╭─ Records provided

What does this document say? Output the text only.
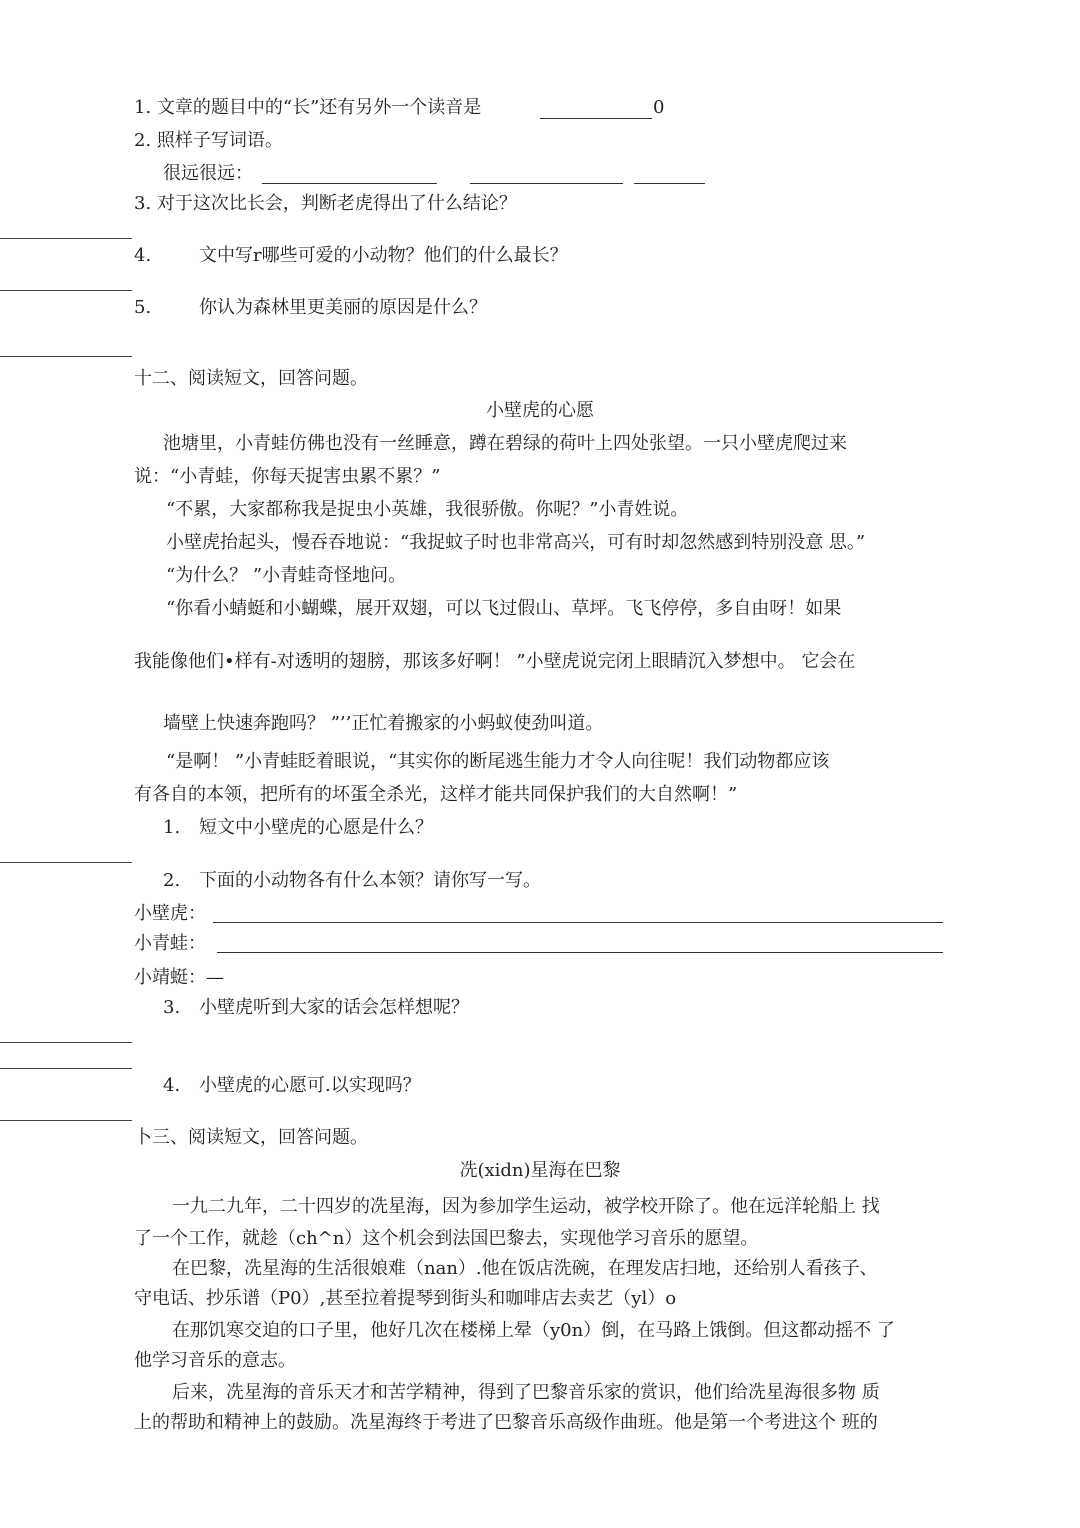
1. 文章的题目中的“长”还有另外一个读音是	0
2. 照样子写词语。
很远很远：
3. 对于这次比长会，判断老虎得出了什么结论？
4.	文中写r哪些可爱的小动物？他们的什么最长？
5.	你认为森林里更美丽的原因是什么？
十二、阅读短文，回答问题。
小壁虎的心愿
池塘里，小青蛙仿佛也没有一丝睡意，蹲在碧绿的荷叶上四处张望。一只小壁虎爬过来
说：“小青蛙，你每天捉害虫累不累？”
“不累，大家都称我是捉虫小英雄，我很骄傲。你呢？”小青姓说。
小壁虎抬起头，慢吞吞地说：“我捉蚊子时也非常高兴，可有时却忽然感到特别没意 思。”
“为什么？ ”小青蛙奇怪地问。
“你看小蜻蜓和小蝴蝶，展开双翅，可以飞过假山、草坪。飞飞停停，多自由呀！如果
我能像他们•样有-对透明的翅膀，那该多好啊！ ”小壁虎说完闭上眼睛沉入梦想中。 它会在
墙壁上快速奔跑吗？ ”’’正忙着搬家的小蚂蚁使劲叫道。
“是啊！ ”小青蛙眨着眼说，“其实你的断尾逃生能力才令人向往呢！我们动物都应该
有各自的本领，把所有的坏蛋全杀光，这样才能共同保护我们的大自然啊！”
1. 短文中小壁虎的心愿是什么？
2. 下面的小动物各有什么本领？请你写一写。
小壁虎：
小青蛙：
小靖蜓：—
3. 小壁虎听到大家的话会怎样想呢？
4. 小壁虎的心愿可.以实现吗？
卜三、阅读短文，回答问题。
冼(xidn)星海在巴黎
一九二九年，二十四岁的冼星海，因为参加学生运动，被学校开除了。他在远洋轮船上 找
了一个工作，就趁（ch^n）这个机会到法国巴黎去，实现他学习音乐的愿望。
在巴黎，冼星海的生活很娘难（nan）.他在饭店洗碗，在理发店扫地，还给别人看孩子、
守电话、抄乐谱（P0）,甚至拉着提琴到街头和咖啡店去卖艺（yl）o
在那饥寒交迫的口子里，他好几次在楼梯上晕（y0n）倒，在马路上饿倒。但这都动摇不 了
他学习音乐的意志。
后来，冼星海的音乐天才和苦学精神，得到了巴黎音乐家的赏识，他们给冼星海很多物 质
上的帮助和精神上的鼓励。冼星海终于考进了巴黎音乐高级作曲班。他是第一个考进这个 班的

╰─

### Short exercise:
From the data above, write out everything exactly except the pictures.

### Exercise output:
What does this document say? Output the text only.
1. 文章的题目中的“长”还有另外一个读音是	0
2. 照样子写词语。
很远很远：
3. 对于这次比长会，判断老虎得出了什么结论？
4.	文中写r哪些可爱的小动物？他们的什么最长？
5.	你认为森林里更美丽的原因是什么？
十二、阅读短文，回答问题。
小壁虎的心愿
池塘里，小青蛙仿佛也没有一丝睡意，蹲在碧绿的荷叶上四处张望。一只小壁虎爬过来
说：“小青蛙，你每天捉害虫累不累？”
“不累，大家都称我是捉虫小英雄，我很骄傲。你呢？”小青姓说。
小壁虎抬起头，慢吞吞地说：“我捉蚊子时也非常高兴，可有时却忽然感到特别没意 思。”
“为什么？ ”小青蛙奇怪地问。
“你看小蜻蜓和小蝴蝶，展开双翅，可以飞过假山、草坪。飞飞停停，多自由呀！如果
我能像他们•样有-对透明的翅膀，那该多好啊！ ”小壁虎说完闭上眼睛沉入梦想中。 它会在
墙壁上快速奔跑吗？ ”’’正忙着搬家的小蚂蚁使劲叫道。
“是啊！ ”小青蛙眨着眼说，“其实你的断尾逃生能力才令人向往呢！我们动物都应该
有各自的本领，把所有的坏蛋全杀光，这样才能共同保护我们的大自然啊！”
1. 短文中小壁虎的心愿是什么？
2. 下面的小动物各有什么本领？请你写一写。
小壁虎：
小青蛙：
小靖蜓：—
3. 小壁虎听到大家的话会怎样想呢？
4. 小壁虎的心愿可.以实现吗？
卜三、阅读短文，回答问题。
冼(xidn)星海在巴黎
一九二九年，二十四岁的冼星海，因为参加学生运动，被学校开除了。他在远洋轮船上 找
了一个工作，就趁（ch^n）这个机会到法国巴黎去，实现他学习音乐的愿望。
在巴黎，冼星海的生活很娘难（nan）.他在饭店洗碗，在理发店扫地，还给别人看孩子、
守电话、抄乐谱（P0）,甚至拉着提琴到街头和咖啡店去卖艺（yl）o
在那饥寒交迫的口子里，他好几次在楼梯上晕（y0n）倒，在马路上饿倒。但这都动摇不 了
他学习音乐的意志。
后来，冼星海的音乐天才和苦学精神，得到了巴黎音乐家的赏识，他们给冼星海很多物 质
上的帮助和精神上的鼓励。冼星海终于考进了巴黎音乐高级作曲班。他是第一个考进这个 班的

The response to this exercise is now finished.